>>>>>

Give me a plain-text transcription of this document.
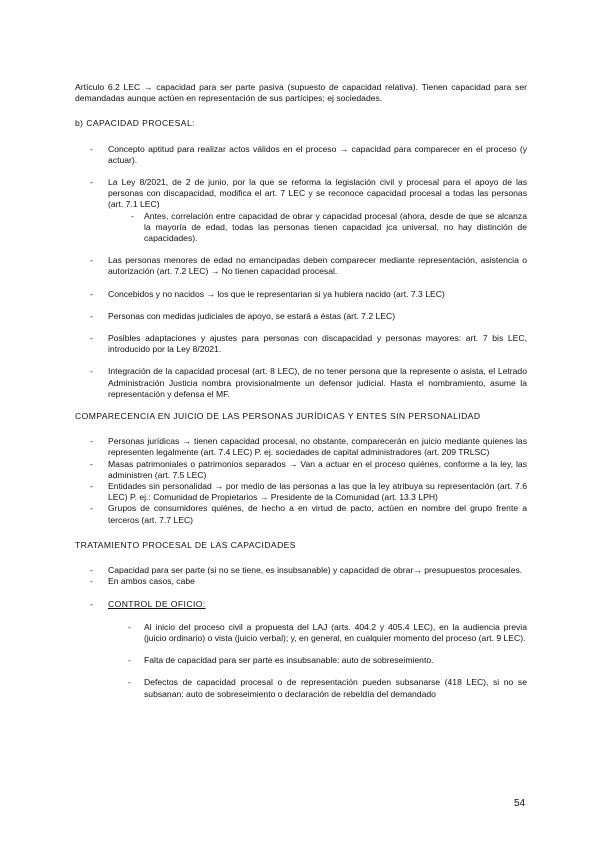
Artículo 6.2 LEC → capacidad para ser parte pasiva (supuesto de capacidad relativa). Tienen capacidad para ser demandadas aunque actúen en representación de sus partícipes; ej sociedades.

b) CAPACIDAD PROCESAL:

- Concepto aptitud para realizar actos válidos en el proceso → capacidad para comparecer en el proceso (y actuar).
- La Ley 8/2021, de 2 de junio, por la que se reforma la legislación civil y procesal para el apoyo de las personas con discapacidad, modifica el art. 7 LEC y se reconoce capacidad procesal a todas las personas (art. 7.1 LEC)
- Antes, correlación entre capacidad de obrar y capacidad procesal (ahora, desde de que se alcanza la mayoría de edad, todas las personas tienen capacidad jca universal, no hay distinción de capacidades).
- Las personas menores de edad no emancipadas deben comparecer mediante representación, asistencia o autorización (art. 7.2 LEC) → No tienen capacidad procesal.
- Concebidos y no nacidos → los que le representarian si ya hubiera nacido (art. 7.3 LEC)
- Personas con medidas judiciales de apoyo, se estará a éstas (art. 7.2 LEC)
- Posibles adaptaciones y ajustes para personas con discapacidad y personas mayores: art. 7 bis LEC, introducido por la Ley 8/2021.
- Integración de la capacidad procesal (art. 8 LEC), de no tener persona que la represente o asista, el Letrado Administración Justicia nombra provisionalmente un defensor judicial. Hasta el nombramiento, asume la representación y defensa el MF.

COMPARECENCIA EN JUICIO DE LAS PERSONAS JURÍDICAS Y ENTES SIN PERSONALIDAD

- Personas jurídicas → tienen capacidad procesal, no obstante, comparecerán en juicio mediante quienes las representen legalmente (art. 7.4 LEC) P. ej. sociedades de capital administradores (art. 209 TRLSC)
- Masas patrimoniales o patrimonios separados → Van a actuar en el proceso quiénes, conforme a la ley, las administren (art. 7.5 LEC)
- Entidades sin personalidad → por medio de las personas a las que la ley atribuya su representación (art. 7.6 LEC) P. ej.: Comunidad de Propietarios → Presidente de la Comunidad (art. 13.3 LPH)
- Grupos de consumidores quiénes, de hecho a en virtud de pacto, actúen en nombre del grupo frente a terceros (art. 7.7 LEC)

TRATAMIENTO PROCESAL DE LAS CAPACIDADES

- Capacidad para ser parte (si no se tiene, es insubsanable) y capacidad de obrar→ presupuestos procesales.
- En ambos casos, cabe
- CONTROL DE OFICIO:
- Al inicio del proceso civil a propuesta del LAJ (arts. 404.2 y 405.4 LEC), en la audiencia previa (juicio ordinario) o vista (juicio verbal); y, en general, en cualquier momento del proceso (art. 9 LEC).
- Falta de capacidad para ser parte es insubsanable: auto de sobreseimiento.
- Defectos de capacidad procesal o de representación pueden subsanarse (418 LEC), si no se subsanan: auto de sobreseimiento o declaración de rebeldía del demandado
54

<<<<<
>>>>>

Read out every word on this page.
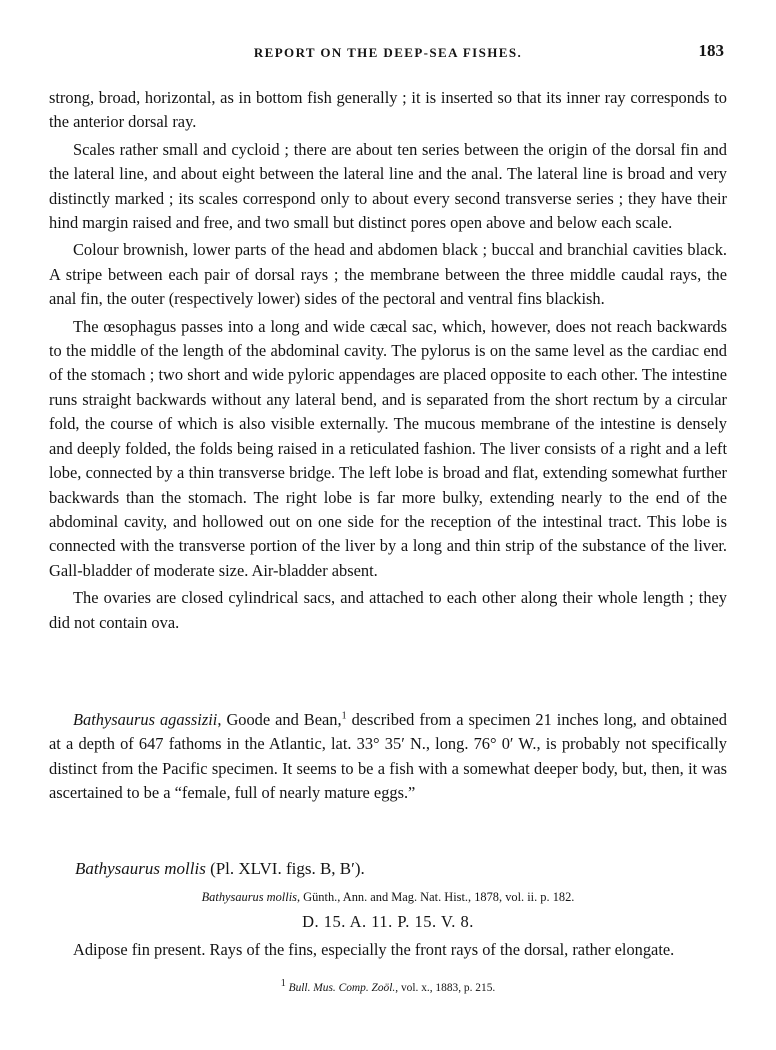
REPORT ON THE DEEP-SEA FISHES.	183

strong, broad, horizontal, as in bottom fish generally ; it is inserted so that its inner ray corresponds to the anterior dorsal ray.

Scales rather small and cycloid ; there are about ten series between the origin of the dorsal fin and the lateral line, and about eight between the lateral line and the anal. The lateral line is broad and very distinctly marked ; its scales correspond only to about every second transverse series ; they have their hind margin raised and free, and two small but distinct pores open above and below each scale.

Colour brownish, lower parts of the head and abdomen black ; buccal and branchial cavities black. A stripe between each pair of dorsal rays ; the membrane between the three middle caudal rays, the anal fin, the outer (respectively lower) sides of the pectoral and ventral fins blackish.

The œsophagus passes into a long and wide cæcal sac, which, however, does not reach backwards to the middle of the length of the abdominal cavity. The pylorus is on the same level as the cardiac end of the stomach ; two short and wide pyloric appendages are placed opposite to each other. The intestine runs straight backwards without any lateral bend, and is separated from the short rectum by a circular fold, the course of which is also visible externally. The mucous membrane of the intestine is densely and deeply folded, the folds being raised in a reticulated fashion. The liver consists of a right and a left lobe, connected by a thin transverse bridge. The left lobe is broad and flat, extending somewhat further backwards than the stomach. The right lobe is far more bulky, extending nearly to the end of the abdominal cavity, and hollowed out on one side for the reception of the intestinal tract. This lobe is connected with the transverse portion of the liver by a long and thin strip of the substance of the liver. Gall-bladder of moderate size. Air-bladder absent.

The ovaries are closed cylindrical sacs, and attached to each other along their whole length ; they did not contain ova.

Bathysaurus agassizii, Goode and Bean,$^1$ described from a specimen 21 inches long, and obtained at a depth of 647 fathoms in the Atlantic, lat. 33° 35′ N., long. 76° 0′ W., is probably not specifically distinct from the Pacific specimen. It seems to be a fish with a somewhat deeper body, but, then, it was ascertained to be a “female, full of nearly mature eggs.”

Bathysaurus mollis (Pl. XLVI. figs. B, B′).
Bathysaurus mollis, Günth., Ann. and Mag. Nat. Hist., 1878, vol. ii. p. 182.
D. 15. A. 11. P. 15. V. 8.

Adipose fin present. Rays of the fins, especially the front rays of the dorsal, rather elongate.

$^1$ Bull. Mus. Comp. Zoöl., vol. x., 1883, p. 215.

<<<<<
>>>>>

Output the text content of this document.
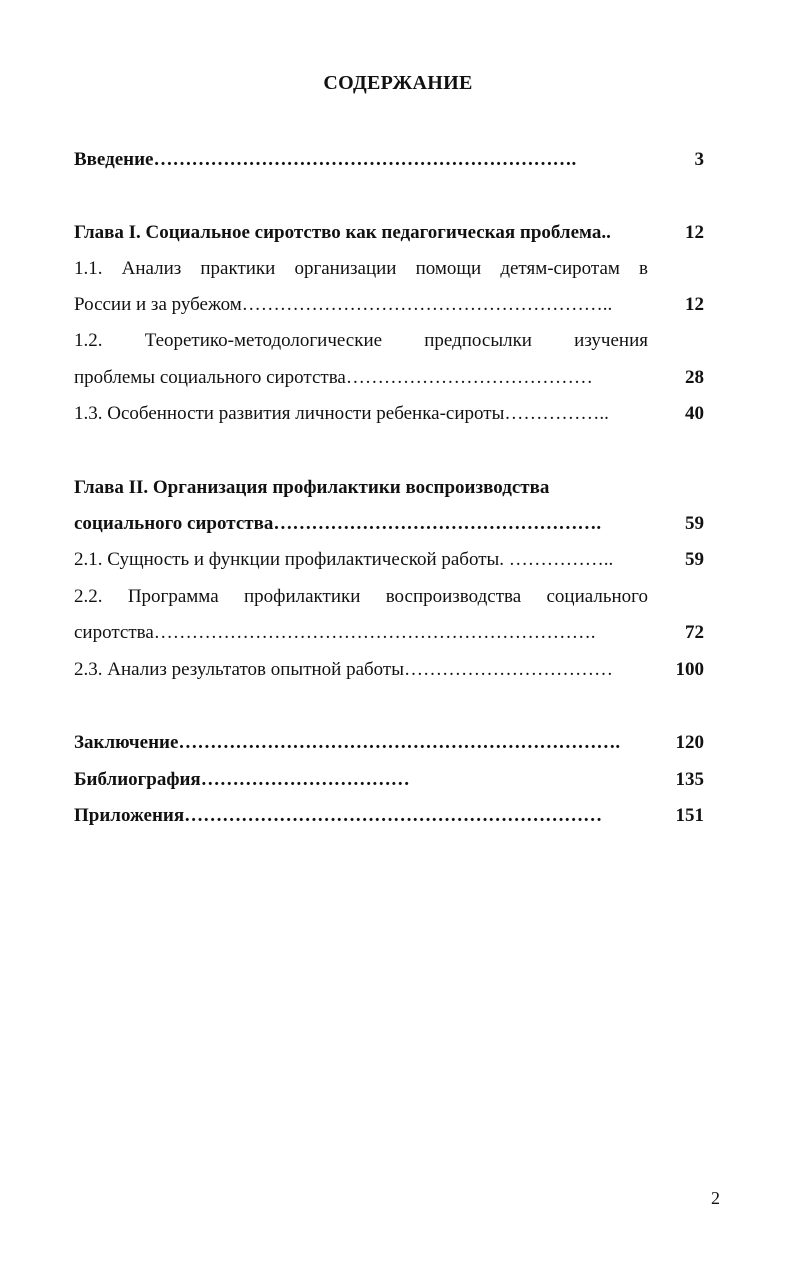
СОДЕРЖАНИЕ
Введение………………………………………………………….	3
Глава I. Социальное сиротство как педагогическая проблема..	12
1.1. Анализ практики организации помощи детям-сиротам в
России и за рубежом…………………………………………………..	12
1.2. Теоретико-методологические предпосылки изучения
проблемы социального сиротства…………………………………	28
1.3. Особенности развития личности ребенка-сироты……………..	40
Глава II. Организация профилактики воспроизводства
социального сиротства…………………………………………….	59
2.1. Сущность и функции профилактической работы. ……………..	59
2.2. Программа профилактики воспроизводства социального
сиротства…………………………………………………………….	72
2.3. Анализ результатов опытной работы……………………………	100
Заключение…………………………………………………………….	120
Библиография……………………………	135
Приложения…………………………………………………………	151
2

<<<<<

Collect every line with the string "discapacidad" from the records, and copy each.

- Expected answer
- La Ley 8/2021, de 2 de junio, por la que se reforma la legislación civil y procesal para el apoyo de las personas con discapacidad, modifica el art. 7 LEC y se reconoce capacidad procesal a todas las personas (art. 7.1 LEC)
- Posibles adaptaciones y ajustes para personas con discapacidad y personas mayores: art. 7 bis LEC, introducido por la Ley 8/2021.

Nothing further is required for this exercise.